TASK GOAL => From the entries below, gather every line containing the string "thickness".

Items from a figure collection
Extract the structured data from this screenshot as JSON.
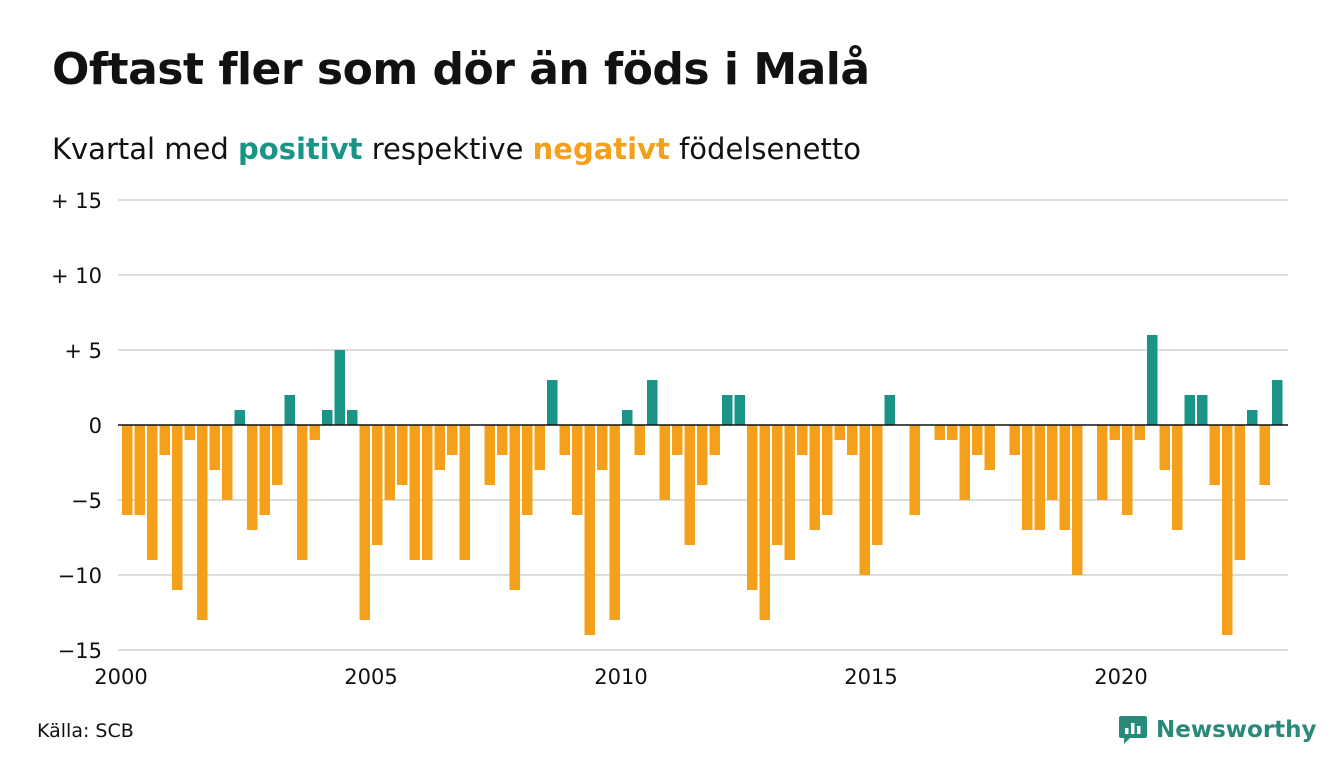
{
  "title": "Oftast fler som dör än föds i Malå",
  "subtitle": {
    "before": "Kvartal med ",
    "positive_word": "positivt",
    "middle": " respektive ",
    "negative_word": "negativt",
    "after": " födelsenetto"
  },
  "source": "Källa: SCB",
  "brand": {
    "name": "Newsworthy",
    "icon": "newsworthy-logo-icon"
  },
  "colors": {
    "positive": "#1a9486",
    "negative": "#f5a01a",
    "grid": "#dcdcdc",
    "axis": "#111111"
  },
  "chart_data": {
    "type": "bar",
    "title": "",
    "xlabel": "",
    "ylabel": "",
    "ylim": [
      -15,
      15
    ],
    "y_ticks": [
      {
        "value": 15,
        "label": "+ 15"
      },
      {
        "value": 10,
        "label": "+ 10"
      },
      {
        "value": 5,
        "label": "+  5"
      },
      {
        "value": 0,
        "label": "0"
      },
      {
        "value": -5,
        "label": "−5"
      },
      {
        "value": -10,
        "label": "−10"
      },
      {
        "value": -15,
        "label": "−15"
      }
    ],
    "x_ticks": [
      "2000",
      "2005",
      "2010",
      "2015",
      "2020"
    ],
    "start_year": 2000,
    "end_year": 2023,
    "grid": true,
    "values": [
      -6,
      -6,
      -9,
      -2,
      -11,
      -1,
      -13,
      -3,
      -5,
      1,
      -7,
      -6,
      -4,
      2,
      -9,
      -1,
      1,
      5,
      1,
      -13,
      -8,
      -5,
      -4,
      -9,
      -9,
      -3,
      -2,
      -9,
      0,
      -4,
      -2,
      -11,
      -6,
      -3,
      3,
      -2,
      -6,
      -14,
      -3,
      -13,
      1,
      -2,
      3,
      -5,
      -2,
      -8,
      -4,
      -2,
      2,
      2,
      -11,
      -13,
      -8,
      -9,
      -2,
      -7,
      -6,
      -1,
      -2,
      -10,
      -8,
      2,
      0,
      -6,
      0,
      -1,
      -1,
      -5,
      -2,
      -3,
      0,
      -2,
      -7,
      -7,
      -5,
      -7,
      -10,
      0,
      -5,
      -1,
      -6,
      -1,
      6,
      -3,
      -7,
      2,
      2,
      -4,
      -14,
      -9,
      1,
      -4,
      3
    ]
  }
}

* * *

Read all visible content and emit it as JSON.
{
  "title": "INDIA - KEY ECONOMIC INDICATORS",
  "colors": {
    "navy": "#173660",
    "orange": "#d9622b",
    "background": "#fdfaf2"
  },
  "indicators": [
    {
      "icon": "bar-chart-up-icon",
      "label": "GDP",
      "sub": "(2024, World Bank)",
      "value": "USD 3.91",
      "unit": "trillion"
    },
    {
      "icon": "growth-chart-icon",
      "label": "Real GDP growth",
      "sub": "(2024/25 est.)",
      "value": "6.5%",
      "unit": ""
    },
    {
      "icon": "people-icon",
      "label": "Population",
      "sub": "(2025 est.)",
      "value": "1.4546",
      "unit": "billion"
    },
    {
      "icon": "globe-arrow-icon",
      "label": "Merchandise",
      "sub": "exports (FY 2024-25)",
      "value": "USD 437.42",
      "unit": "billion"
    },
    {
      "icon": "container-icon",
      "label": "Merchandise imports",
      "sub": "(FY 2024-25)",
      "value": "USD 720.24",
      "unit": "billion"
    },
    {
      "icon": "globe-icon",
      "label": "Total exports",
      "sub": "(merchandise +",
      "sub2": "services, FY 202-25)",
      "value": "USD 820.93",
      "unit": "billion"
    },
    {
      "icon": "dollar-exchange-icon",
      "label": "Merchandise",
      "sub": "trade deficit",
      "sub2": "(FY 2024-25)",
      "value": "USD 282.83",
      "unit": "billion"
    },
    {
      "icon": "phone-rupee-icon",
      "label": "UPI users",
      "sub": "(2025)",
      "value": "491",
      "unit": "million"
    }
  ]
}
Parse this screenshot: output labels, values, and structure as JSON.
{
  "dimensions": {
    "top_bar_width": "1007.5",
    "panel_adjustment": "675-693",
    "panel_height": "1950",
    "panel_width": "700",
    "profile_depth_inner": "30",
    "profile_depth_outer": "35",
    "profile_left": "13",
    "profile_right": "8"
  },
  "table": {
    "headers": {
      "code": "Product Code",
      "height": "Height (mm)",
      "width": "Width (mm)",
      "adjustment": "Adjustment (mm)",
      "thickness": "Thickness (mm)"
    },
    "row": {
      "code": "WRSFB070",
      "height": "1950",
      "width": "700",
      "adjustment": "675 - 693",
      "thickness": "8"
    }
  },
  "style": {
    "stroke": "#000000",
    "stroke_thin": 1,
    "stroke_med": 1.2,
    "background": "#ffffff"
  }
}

==

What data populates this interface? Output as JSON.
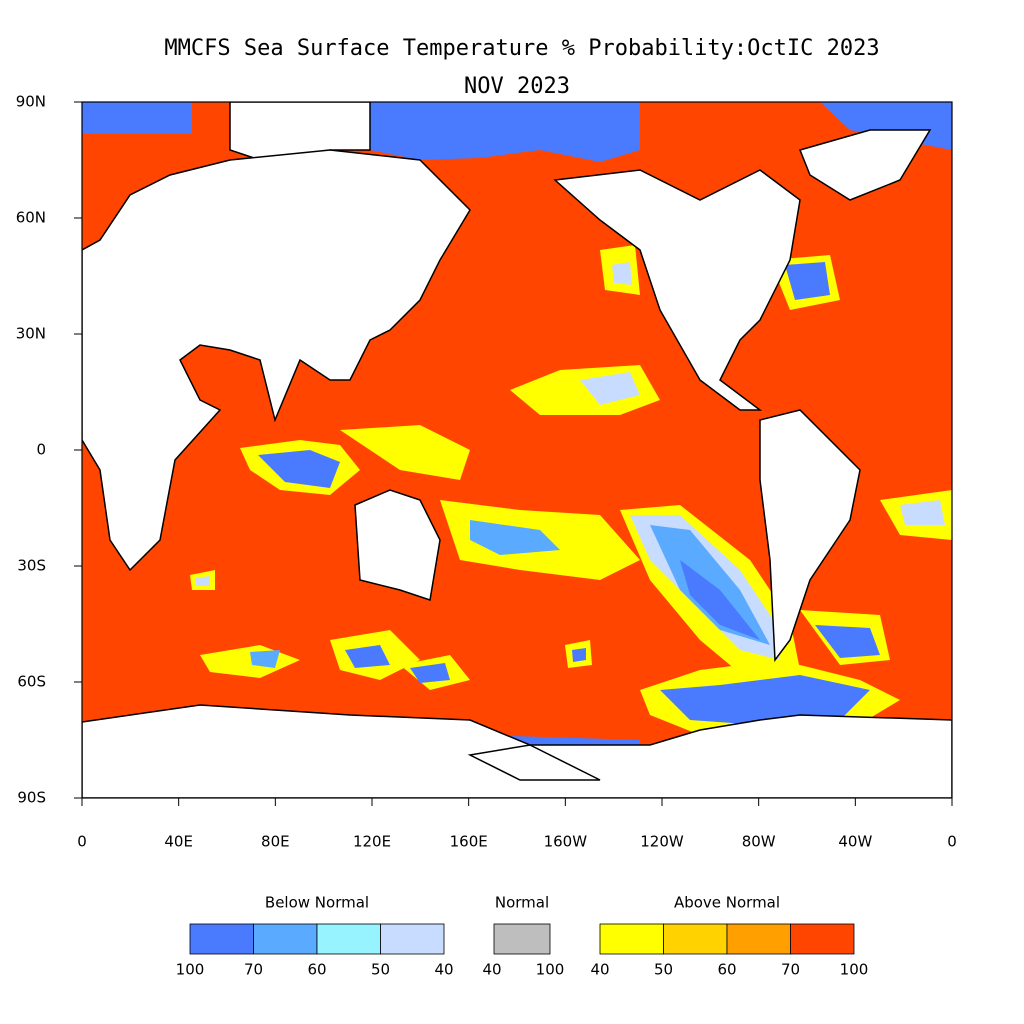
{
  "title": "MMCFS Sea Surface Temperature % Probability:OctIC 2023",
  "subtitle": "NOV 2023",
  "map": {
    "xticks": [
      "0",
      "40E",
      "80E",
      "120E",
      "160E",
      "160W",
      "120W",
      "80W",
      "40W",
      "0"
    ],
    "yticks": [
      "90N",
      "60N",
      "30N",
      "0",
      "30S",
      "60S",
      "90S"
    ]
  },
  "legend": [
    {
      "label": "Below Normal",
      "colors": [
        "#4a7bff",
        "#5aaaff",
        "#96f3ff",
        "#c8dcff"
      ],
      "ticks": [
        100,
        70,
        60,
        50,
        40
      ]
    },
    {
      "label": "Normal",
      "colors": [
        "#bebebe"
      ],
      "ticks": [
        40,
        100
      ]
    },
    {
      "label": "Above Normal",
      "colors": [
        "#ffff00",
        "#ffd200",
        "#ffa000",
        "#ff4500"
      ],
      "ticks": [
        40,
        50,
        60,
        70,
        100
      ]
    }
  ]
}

THE ANSWER =>
      "thickness": "Thickness (mm)"
      "thickness": "8"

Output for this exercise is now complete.